[Extracted data entries]
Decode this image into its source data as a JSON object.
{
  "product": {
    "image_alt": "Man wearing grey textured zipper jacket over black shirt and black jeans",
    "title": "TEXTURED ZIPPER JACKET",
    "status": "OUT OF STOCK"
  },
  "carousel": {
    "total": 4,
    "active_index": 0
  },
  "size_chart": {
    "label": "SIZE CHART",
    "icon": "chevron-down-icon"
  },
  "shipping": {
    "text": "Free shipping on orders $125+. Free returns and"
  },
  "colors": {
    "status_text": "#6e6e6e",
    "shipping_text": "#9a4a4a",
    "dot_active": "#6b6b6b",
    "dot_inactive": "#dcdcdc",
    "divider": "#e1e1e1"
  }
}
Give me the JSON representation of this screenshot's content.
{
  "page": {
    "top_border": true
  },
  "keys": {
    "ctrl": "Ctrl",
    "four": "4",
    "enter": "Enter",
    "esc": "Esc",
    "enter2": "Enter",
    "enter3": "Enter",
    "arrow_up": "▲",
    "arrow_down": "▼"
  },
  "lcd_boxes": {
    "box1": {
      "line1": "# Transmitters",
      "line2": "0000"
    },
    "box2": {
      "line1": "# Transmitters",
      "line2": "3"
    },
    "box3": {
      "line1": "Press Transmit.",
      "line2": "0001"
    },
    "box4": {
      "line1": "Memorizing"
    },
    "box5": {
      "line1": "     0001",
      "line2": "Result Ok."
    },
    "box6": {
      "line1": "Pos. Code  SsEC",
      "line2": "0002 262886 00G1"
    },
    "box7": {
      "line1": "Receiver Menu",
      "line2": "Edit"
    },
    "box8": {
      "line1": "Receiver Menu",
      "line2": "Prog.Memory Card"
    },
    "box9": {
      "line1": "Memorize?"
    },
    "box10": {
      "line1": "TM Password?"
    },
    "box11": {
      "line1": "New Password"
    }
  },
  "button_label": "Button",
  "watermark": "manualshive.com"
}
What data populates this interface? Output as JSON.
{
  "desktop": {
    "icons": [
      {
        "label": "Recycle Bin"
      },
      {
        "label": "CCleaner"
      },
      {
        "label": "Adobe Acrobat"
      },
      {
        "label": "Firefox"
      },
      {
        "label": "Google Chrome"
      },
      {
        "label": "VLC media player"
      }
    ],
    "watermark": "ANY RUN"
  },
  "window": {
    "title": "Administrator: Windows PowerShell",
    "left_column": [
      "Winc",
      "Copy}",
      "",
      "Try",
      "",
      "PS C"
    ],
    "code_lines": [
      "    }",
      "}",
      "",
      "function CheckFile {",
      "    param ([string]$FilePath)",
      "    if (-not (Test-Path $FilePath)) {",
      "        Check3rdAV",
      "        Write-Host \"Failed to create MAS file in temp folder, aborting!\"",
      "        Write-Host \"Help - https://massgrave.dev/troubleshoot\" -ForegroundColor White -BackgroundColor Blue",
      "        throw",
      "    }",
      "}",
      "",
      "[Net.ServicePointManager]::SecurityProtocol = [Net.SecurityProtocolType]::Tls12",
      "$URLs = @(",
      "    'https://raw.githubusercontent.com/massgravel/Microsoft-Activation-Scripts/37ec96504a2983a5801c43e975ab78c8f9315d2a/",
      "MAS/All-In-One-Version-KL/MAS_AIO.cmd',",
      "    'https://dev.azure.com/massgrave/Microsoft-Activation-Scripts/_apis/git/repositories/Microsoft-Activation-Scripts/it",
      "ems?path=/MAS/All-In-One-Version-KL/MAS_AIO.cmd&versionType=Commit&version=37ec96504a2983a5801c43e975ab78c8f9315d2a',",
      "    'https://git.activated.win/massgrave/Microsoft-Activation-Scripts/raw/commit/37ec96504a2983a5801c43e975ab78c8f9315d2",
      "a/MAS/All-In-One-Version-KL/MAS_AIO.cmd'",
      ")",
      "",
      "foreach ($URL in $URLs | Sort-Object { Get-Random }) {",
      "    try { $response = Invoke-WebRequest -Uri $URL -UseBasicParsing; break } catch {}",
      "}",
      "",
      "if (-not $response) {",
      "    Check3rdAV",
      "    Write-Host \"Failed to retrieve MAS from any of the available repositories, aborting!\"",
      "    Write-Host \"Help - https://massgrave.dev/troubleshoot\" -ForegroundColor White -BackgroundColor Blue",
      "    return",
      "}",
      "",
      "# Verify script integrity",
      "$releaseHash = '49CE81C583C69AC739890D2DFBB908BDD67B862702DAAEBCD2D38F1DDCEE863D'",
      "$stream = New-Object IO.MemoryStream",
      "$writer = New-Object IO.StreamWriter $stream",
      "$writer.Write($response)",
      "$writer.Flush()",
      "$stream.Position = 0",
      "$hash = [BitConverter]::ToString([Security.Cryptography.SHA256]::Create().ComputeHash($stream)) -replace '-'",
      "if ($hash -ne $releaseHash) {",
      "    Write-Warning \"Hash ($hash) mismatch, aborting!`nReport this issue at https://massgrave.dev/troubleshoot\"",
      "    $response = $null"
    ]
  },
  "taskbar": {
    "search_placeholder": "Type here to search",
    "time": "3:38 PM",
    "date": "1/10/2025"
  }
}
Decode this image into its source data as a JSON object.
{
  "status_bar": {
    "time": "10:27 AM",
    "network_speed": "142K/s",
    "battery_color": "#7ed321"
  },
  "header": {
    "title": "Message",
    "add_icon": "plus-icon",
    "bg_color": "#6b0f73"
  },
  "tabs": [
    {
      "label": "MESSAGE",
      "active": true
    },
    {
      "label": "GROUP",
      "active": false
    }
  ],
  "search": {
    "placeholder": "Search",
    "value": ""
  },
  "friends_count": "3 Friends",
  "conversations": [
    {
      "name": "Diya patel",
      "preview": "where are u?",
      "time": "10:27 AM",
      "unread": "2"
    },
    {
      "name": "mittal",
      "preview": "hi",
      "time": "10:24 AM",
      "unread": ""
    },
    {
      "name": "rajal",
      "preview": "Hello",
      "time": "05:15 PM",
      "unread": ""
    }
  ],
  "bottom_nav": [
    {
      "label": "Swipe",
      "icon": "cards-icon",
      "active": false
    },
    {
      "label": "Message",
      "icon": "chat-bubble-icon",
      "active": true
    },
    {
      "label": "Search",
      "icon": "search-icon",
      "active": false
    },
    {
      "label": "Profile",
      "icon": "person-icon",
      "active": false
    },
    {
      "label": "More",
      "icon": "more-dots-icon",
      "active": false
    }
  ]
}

What you have to do :: Scan the entries above for the word "releaseHash" and collect each line holding it.

Result of the task ::
      "$releaseHash = '49CE81C583C69AC739890D2DFBB908BDD67B862702DAAEBCD2D38F1DDCEE863D'",
      "if ($hash -ne $releaseHash) {",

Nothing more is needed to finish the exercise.